"""

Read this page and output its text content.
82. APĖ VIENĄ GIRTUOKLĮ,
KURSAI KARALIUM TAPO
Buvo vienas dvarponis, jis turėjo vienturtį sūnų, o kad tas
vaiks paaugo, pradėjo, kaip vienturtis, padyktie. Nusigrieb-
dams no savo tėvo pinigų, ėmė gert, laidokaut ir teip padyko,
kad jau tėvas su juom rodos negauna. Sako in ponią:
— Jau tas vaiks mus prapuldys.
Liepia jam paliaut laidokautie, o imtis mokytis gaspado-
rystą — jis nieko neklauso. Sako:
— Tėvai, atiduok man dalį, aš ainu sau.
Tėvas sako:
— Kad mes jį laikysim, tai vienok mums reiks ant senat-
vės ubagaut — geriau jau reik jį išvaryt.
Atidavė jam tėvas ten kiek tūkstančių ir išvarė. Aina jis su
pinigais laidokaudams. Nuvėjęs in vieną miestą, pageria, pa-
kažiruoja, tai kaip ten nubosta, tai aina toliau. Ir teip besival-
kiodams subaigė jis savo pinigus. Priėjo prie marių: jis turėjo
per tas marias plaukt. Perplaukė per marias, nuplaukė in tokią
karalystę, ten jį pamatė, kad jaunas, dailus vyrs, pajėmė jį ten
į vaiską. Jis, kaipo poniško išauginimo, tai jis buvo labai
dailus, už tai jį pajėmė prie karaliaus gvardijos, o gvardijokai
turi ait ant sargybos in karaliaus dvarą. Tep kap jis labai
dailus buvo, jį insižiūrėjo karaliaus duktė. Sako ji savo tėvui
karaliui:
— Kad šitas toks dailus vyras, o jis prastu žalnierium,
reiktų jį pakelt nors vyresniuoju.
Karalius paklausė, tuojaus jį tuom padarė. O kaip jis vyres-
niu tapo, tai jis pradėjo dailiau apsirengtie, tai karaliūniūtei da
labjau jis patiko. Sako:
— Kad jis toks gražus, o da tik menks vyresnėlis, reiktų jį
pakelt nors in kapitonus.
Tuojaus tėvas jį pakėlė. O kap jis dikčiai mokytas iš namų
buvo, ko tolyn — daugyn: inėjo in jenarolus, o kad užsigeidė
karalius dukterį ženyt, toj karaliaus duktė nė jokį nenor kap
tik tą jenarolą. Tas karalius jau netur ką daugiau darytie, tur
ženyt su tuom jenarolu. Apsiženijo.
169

"""

Problem
Print out all the entries precisely as written.

Task result
Read this page and output its text content.
82. APĖ VIENĄ GIRTUOKLĮ,
KURSAI KARALIUM TAPO
Buvo vienas dvarponis, jis turėjo vienturtį sūnų, o kad tas
vaiks paaugo, pradėjo, kaip vienturtis, padyktie. Nusigrieb-
dams no savo tėvo pinigų, ėmė gert, laidokaut ir teip padyko,
kad jau tėvas su juom rodos negauna. Sako in ponią:
— Jau tas vaiks mus prapuldys.
Liepia jam paliaut laidokautie, o imtis mokytis gaspado-
rystą — jis nieko neklauso. Sako:
— Tėvai, atiduok man dalį, aš ainu sau.
Tėvas sako:
— Kad mes jį laikysim, tai vienok mums reiks ant senat-
vės ubagaut — geriau jau reik jį išvaryt.
Atidavė jam tėvas ten kiek tūkstančių ir išvarė. Aina jis su
pinigais laidokaudams. Nuvėjęs in vieną miestą, pageria, pa-
kažiruoja, tai kaip ten nubosta, tai aina toliau. Ir teip besival-
kiodams subaigė jis savo pinigus. Priėjo prie marių: jis turėjo
per tas marias plaukt. Perplaukė per marias, nuplaukė in tokią
karalystę, ten jį pamatė, kad jaunas, dailus vyrs, pajėmė jį ten
į vaiską. Jis, kaipo poniško išauginimo, tai jis buvo labai
dailus, už tai jį pajėmė prie karaliaus gvardijos, o gvardijokai
turi ait ant sargybos in karaliaus dvarą. Tep kap jis labai
dailus buvo, jį insižiūrėjo karaliaus duktė. Sako ji savo tėvui
karaliui:
— Kad šitas toks dailus vyras, o jis prastu žalnierium,
reiktų jį pakelt nors vyresniuoju.
Karalius paklausė, tuojaus jį tuom padarė. O kaip jis vyres-
niu tapo, tai jis pradėjo dailiau apsirengtie, tai karaliūniūtei da
labjau jis patiko. Sako:
— Kad jis toks gražus, o da tik menks vyresnėlis, reiktų jį
pakelt nors in kapitonus.
Tuojaus tėvas jį pakėlė. O kap jis dikčiai mokytas iš namų
buvo, ko tolyn — daugyn: inėjo in jenarolus, o kad užsigeidė
karalius dukterį ženyt, toj karaliaus duktė nė jokį nenor kap
tik tą jenarolą. Tas karalius jau netur ką daugiau darytie, tur
ženyt su tuom jenarolu. Apsiženijo.
169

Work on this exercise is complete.